__PROBLEMS TO WORK ON__:
[a] In the moose hunt video thread, how often does Pierre Couture say moose can be hunted where he lives?
[b] Carry on the moose hunt video thread after its final post.

━━ READING TEXT

# Moose hunt vid



## dmarwick (Aug 23, 2007)

Amazing


----------



## daryl niekamp (Dec 7, 2006)

*Wow!!!*

Well that I guess just about takes the cake!!!
Nothing like chewing on the broadhead.


----------



## ontario moose (Aug 8, 2003)

*no cow tag..*

This guy has no cow tag I guess..

Gilles


----------



## dutchy (Mar 21, 2004)

wow, thats insane. i wish we could see some video of the hunter, i wonder if he wet himself??? nerve racking....


----------



## Pierre Couture (Oct 28, 2004)

ontario moose said:


> This guy has no cow tag I guess..
> 
> Gilles


It's possible, here we can hunt them every other year...:frusty:


----------



## Clarkie (Apr 26, 2008)

*wow*

That was a great vid. Really neat but brutal if you have a bull tag!!! Thank God he got that on tape because who would believe it?


----------



## Twisted Canuck (Feb 13, 2006)

That almost never happens to me when I go hunting....


----------



## cc46 (Jan 22, 2005)

nerves of steel!

━━━━
━━ RECORD EXCERPTS

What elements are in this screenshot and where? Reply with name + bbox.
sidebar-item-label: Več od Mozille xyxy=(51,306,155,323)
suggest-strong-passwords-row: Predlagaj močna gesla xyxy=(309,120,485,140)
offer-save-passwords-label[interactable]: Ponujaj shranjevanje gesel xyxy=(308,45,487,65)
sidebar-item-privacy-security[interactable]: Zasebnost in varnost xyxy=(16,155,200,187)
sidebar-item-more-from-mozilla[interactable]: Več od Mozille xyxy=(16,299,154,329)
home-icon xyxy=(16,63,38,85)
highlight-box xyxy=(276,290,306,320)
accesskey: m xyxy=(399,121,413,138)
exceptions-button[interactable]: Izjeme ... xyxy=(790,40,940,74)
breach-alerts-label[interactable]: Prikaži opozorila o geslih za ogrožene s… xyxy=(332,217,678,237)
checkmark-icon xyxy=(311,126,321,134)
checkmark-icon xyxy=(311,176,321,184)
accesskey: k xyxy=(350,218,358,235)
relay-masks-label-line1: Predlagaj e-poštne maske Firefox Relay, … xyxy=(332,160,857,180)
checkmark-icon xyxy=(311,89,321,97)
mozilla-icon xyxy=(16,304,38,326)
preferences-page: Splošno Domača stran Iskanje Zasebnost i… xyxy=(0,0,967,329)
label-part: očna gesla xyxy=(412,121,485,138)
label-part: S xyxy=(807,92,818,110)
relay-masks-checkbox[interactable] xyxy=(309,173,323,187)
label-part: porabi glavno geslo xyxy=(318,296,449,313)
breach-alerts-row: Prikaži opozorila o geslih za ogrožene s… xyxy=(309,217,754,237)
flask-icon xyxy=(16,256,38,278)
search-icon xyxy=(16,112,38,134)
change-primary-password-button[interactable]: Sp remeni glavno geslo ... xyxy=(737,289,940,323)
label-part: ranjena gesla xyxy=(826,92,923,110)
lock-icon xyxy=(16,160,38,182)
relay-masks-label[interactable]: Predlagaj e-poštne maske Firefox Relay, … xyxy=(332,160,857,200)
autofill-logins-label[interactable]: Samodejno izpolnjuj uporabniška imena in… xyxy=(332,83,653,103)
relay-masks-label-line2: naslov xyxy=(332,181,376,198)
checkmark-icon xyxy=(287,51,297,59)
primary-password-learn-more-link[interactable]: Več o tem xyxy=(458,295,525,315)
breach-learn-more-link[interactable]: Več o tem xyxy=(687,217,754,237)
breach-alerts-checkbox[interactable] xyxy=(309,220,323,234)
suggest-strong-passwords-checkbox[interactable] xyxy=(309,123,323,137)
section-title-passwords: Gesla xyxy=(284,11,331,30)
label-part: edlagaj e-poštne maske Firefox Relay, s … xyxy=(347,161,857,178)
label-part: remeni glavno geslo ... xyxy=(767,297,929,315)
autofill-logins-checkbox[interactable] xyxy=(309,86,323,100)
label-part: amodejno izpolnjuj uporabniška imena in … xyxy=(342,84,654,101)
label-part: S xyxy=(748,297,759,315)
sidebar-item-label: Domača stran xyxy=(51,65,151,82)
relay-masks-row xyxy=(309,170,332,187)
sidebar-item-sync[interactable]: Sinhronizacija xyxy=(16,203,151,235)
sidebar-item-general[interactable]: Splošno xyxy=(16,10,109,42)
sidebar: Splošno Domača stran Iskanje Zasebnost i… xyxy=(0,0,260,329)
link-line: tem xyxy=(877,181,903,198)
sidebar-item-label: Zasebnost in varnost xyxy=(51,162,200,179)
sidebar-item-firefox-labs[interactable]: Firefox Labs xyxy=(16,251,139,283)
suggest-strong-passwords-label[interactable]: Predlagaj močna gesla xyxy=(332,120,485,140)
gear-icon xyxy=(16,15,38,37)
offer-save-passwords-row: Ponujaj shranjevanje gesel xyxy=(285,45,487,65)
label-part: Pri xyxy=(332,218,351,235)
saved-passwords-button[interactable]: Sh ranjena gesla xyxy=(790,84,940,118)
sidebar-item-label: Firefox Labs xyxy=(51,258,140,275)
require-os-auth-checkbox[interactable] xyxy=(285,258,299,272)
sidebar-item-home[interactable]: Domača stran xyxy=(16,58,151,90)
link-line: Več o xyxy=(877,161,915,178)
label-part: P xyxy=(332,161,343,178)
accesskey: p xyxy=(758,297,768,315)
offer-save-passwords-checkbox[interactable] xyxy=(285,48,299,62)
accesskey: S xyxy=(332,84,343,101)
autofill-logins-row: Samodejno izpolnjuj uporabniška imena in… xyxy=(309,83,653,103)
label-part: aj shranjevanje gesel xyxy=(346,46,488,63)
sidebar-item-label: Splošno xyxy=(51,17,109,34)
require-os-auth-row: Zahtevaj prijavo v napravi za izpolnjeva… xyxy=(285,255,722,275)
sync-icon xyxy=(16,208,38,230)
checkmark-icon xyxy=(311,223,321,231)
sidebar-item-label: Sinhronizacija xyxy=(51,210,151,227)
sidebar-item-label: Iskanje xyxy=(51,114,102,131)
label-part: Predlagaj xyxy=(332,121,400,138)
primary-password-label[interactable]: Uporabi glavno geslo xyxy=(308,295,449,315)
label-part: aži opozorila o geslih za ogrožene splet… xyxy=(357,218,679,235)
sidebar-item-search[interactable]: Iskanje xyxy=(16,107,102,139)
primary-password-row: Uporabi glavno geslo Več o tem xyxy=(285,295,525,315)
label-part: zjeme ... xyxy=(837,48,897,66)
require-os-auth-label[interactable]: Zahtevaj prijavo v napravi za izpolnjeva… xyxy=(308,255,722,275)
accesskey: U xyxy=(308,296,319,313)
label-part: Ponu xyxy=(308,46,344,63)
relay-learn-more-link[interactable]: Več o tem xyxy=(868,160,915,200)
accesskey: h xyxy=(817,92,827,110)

━━━━

__ANSWER SET__:
[a] Every other year.

[b]
was speckle fishing crawling over rocks flinging line in small pools when I half stood up and was face to face with a cow and calf, don't know who was more frightened but she pi**ed herself and I just ran...


----------



## XtremelyAlberta (Apr 27, 2008)

I can relate, 
but with elk... 4 years ago dad and I were spotting, trying to get a bull within 200 yards or so just to get a look... well we got more than a look. lol
the bull was 30 yards, pissing, raking, scraping ready to go!!
and he decided to come straight up the bench we were sitting on... 
no joke... 1 step!! I coulda spit in his eye LOL

of course, that happens when you only have a bugle in ur hand and no bow or rifle... 
BUT no video....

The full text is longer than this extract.